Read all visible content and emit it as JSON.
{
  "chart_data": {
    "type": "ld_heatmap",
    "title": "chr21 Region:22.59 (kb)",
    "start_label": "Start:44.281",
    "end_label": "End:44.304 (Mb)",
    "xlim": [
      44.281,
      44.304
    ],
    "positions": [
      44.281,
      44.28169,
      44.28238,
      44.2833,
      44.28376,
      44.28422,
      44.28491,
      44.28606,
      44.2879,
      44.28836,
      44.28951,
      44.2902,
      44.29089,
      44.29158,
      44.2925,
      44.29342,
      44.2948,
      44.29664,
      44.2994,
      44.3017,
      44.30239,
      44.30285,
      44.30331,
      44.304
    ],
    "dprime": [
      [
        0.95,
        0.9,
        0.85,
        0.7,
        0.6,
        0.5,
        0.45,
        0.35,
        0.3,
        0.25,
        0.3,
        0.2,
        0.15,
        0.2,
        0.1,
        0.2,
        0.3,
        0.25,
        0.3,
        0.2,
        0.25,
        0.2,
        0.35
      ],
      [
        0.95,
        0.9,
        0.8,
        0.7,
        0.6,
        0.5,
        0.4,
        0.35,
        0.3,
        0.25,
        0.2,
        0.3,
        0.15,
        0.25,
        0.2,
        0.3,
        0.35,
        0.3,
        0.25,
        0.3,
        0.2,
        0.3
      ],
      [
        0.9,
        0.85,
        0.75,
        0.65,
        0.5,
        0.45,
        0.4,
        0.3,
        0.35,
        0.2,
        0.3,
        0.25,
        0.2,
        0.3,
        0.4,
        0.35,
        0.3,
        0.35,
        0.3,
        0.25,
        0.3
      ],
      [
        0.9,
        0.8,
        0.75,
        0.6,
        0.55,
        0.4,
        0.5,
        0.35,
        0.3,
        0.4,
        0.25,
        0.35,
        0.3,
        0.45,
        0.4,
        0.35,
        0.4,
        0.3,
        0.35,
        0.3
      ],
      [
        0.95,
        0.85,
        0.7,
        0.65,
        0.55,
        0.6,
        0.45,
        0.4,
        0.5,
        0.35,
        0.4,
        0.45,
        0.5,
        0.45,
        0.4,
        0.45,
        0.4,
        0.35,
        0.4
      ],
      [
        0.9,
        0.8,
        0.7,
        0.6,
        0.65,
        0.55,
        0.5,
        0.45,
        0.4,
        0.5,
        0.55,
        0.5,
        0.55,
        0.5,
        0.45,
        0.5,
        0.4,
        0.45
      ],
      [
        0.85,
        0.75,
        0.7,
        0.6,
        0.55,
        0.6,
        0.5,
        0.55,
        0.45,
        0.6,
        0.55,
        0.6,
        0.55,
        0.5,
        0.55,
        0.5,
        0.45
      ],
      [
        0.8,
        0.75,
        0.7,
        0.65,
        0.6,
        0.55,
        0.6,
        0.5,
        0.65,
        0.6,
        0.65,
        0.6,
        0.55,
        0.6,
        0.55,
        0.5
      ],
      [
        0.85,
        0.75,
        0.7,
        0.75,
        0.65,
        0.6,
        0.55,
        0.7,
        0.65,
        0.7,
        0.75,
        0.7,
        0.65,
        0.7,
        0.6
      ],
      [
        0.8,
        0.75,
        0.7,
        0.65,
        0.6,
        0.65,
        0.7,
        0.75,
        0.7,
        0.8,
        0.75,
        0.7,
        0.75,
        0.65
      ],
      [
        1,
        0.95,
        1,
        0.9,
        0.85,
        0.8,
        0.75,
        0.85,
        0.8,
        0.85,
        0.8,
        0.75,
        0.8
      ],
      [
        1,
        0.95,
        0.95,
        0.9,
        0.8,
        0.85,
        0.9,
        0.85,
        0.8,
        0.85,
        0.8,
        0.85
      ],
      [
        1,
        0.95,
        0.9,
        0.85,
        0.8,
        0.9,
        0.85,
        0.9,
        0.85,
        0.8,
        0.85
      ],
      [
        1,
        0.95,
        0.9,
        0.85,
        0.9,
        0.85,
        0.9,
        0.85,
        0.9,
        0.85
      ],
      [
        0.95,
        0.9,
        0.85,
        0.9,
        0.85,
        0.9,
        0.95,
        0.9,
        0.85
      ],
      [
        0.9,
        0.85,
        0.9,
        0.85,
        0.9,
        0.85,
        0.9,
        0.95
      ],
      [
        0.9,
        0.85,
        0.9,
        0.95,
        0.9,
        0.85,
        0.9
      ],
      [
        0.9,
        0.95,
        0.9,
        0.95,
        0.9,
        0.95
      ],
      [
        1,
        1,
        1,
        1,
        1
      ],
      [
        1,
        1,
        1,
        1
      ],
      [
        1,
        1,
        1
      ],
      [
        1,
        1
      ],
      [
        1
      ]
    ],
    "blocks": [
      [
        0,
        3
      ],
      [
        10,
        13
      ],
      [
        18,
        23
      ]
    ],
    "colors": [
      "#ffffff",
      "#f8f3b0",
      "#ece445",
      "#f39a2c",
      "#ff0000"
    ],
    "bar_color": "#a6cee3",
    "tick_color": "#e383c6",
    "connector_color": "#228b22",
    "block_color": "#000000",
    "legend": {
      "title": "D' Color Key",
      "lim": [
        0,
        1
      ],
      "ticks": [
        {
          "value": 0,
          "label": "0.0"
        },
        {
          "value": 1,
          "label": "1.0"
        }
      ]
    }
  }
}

REQUIREMENTS: Print the complete listing again, exactly as it stands.

FINISHED TASK:
Read all visible content and emit it as JSON.
{
  "chart_data": {
    "type": "ld_heatmap",
    "title": "chr21 Region:22.59 (kb)",
    "start_label": "Start:44.281",
    "end_label": "End:44.304 (Mb)",
    "xlim": [
      44.281,
      44.304
    ],
    "positions": [
      44.281,
      44.28169,
      44.28238,
      44.2833,
      44.28376,
      44.28422,
      44.28491,
      44.28606,
      44.2879,
      44.28836,
      44.28951,
      44.2902,
      44.29089,
      44.29158,
      44.2925,
      44.29342,
      44.2948,
      44.29664,
      44.2994,
      44.3017,
      44.30239,
      44.30285,
      44.30331,
      44.304
    ],
    "dprime": [
      [
        0.95,
        0.9,
        0.85,
        0.7,
        0.6,
        0.5,
        0.45,
        0.35,
        0.3,
        0.25,
        0.3,
        0.2,
        0.15,
        0.2,
        0.1,
        0.2,
        0.3,
        0.25,
        0.3,
        0.2,
        0.25,
        0.2,
        0.35
      ],
      [
        0.95,
        0.9,
        0.8,
        0.7,
        0.6,
        0.5,
        0.4,
        0.35,
        0.3,
        0.25,
        0.2,
        0.3,
        0.15,
        0.25,
        0.2,
        0.3,
        0.35,
        0.3,
        0.25,
        0.3,
        0.2,
        0.3
      ],
      [
        0.9,
        0.85,
        0.75,
        0.65,
        0.5,
        0.45,
        0.4,
        0.3,
        0.35,
        0.2,
        0.3,
        0.25,
        0.2,
        0.3,
        0.4,
        0.35,
        0.3,
        0.35,
        0.3,
        0.25,
        0.3
      ],
      [
        0.9,
        0.8,
        0.75,
        0.6,
        0.55,
        0.4,
        0.5,
        0.35,
        0.3,
        0.4,
        0.25,
        0.35,
        0.3,
        0.45,
        0.4,
        0.35,
        0.4,
        0.3,
        0.35,
        0.3
      ],
      [
        0.95,
        0.85,
        0.7,
        0.65,
        0.55,
        0.6,
        0.45,
        0.4,
        0.5,
        0.35,
        0.4,
        0.45,
        0.5,
        0.45,
        0.4,
        0.45,
        0.4,
        0.35,
        0.4
      ],
      [
        0.9,
        0.8,
        0.7,
        0.6,
        0.65,
        0.55,
        0.5,
        0.45,
        0.4,
        0.5,
        0.55,
        0.5,
        0.55,
        0.5,
        0.45,
        0.5,
        0.4,
        0.45
      ],
      [
        0.85,
        0.75,
        0.7,
        0.6,
        0.55,
        0.6,
        0.5,
        0.55,
        0.45,
        0.6,
        0.55,
        0.6,
        0.55,
        0.5,
        0.55,
        0.5,
        0.45
      ],
      [
        0.8,
        0.75,
        0.7,
        0.65,
        0.6,
        0.55,
        0.6,
        0.5,
        0.65,
        0.6,
        0.65,
        0.6,
        0.55,
        0.6,
        0.55,
        0.5
      ],
      [
        0.85,
        0.75,
        0.7,
        0.75,
        0.65,
        0.6,
        0.55,
        0.7,
        0.65,
        0.7,
        0.75,
        0.7,
        0.65,
        0.7,
        0.6
      ],
      [
        0.8,
        0.75,
        0.7,
        0.65,
        0.6,
        0.65,
        0.7,
        0.75,
        0.7,
        0.8,
        0.75,
        0.7,
        0.75,
        0.65
      ],
      [
        1,
        0.95,
        1,
        0.9,
        0.85,
        0.8,
        0.75,
        0.85,
        0.8,
        0.85,
        0.8,
        0.75,
        0.8
      ],
      [
        1,
        0.95,
        0.95,
        0.9,
        0.8,
        0.85,
        0.9,
        0.85,
        0.8,
        0.85,
        0.8,
        0.85
      ],
      [
        1,
        0.95,
        0.9,
        0.85,
        0.8,
        0.9,
        0.85,
        0.9,
        0.85,
        0.8,
        0.85
      ],
      [
        1,
        0.95,
        0.9,
        0.85,
        0.9,
        0.85,
        0.9,
        0.85,
        0.9,
        0.85
      ],
      [
        0.95,
        0.9,
        0.85,
        0.9,
        0.85,
        0.9,
        0.95,
        0.9,
        0.85
      ],
      [
        0.9,
        0.85,
        0.9,
        0.85,
        0.9,
        0.85,
        0.9,
        0.95
      ],
      [
        0.9,
        0.85,
        0.9,
        0.95,
        0.9,
        0.85,
        0.9
      ],
      [
        0.9,
        0.95,
        0.9,
        0.95,
        0.9,
        0.95
      ],
      [
        1,
        1,
        1,
        1,
        1
      ],
      [
        1,
        1,
        1,
        1
      ],
      [
        1,
        1,
        1
      ],
      [
        1,
        1
      ],
      [
        1
      ]
    ],
    "blocks": [
      [
        0,
        3
      ],
      [
        10,
        13
      ],
      [
        18,
        23
      ]
    ],
    "colors": [
      "#ffffff",
      "#f8f3b0",
      "#ece445",
      "#f39a2c",
      "#ff0000"
    ],
    "bar_color": "#a6cee3",
    "tick_color": "#e383c6",
    "connector_color": "#228b22",
    "block_color": "#000000",
    "legend": {
      "title": "D' Color Key",
      "lim": [
        0,
        1
      ],
      "ticks": [
        {
          "value": 0,
          "label": "0.0"
        },
        {
          "value": 1,
          "label": "1.0"
        }
      ]
    }
  }
}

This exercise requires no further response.